**Written exercise**. Copy out each line of the listing that has the word "data" in it.

**Listed entries**.
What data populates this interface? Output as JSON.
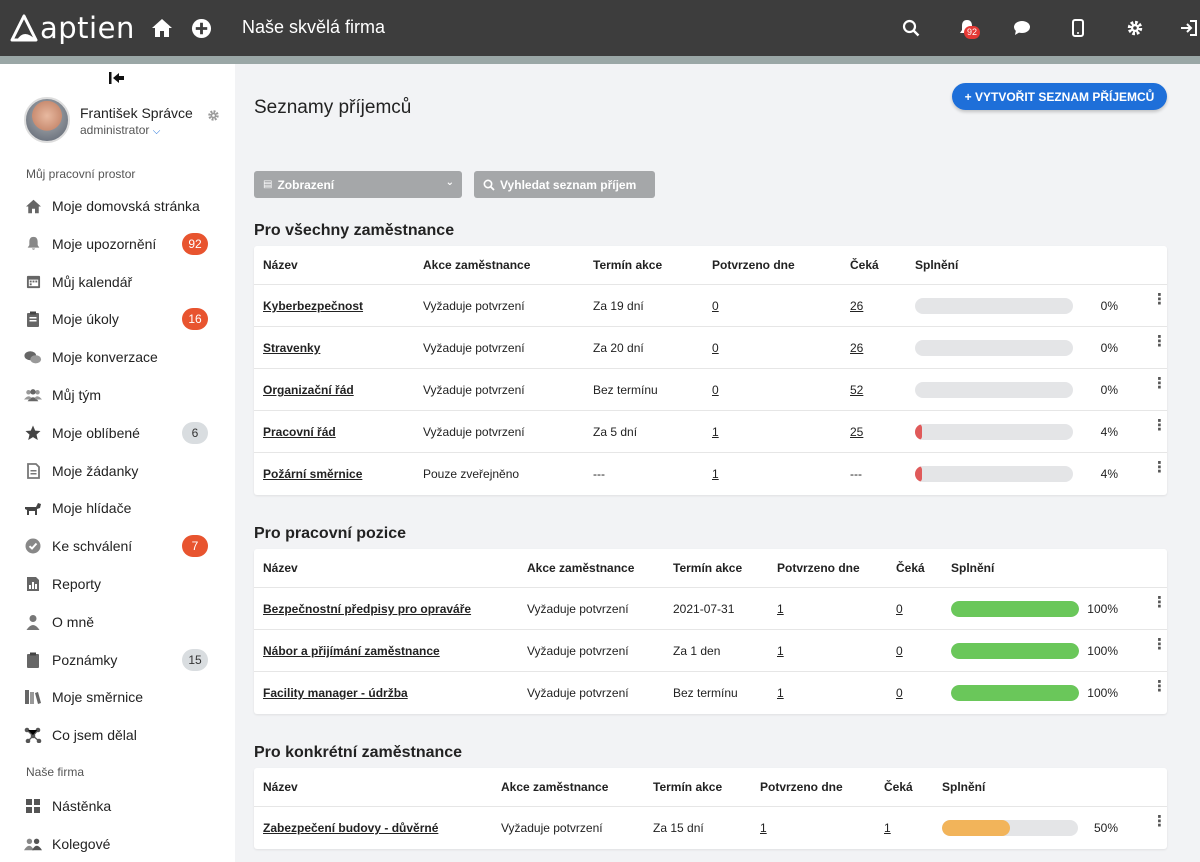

* * *

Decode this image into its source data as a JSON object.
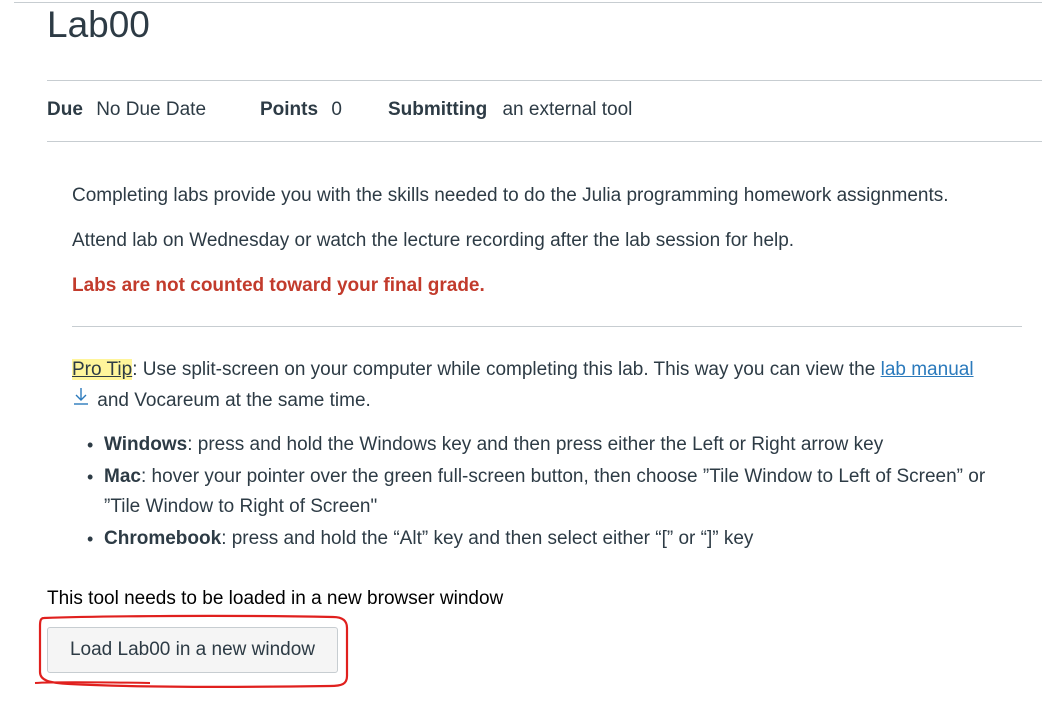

...

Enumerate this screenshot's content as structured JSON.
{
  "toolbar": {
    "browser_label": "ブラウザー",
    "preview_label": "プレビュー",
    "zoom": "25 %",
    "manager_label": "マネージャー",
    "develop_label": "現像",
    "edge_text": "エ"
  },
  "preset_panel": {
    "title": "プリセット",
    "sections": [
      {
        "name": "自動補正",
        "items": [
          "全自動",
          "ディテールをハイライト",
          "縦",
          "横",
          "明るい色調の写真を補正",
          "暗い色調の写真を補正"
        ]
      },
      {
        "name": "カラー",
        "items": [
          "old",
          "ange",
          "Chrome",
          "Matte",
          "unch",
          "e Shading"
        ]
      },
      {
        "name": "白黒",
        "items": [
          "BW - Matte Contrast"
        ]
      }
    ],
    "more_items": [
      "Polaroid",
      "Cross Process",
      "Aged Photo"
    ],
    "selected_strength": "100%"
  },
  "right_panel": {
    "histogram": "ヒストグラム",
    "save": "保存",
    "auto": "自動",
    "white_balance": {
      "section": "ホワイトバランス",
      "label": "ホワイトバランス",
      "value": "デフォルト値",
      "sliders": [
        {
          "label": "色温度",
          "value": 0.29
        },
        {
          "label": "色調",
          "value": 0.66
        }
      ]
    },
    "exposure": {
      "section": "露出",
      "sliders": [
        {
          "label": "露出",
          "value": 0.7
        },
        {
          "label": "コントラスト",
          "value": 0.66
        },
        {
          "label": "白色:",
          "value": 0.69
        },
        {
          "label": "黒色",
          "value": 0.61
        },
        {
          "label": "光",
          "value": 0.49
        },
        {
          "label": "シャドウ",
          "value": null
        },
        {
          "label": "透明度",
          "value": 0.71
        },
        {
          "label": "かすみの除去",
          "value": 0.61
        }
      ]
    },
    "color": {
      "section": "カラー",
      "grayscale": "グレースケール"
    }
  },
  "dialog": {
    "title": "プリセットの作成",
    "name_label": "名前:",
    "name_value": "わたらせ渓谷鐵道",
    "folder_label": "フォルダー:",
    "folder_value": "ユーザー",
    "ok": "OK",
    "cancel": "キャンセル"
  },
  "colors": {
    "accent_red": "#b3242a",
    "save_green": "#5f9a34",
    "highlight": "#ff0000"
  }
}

**Written solution**.
What data populates this interface? Output as JSON.
Decode this image into its source data as a JSON object.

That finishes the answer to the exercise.